Return each line holding the string "السياحية".

[START OF Input]

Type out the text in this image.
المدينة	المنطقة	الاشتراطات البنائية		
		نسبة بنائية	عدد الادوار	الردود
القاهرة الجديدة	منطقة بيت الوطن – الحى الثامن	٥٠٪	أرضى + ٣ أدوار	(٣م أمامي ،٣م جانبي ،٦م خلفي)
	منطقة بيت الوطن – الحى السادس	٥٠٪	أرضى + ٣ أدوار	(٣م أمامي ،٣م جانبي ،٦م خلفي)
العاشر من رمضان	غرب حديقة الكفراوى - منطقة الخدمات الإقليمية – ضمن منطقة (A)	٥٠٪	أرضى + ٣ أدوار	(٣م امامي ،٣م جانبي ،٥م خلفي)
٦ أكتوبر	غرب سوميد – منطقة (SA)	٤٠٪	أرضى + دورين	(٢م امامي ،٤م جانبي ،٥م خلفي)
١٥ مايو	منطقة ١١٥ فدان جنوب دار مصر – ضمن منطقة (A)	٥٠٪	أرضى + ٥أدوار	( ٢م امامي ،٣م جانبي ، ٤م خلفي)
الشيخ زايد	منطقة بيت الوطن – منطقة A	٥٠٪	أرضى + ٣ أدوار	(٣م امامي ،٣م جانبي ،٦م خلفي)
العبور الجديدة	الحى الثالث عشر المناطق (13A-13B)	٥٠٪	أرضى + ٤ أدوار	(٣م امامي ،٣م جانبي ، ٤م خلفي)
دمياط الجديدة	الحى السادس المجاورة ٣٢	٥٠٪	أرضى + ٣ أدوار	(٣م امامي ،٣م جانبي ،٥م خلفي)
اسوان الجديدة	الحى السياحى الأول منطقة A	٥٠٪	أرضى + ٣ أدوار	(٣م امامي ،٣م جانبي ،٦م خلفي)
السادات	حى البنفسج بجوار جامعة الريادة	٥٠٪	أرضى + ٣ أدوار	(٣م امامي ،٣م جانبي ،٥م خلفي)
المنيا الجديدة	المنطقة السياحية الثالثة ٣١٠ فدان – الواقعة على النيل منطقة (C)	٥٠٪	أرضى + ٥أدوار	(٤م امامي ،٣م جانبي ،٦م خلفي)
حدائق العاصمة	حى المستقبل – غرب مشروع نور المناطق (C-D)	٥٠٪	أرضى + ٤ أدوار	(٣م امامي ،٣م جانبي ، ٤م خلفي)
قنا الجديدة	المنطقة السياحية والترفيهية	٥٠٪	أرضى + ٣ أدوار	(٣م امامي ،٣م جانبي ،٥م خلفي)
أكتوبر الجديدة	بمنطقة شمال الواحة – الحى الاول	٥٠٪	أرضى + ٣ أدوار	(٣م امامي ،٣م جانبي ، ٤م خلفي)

[END OF Input]

[Answer for this exercise]:
المنيا الجديدة	المنطقة السياحية الثالثة ٣١٠ فدان – الواقعة على النيل منطقة (C)	٥٠٪	أرضى + ٥أدوار	(٤م امامي ،٣م جانبي ،٦م خلفي)
قنا الجديدة	المنطقة السياحية والترفيهية	٥٠٪	أرضى + ٣ أدوار	(٣م امامي ،٣م جانبي ،٥م خلفي)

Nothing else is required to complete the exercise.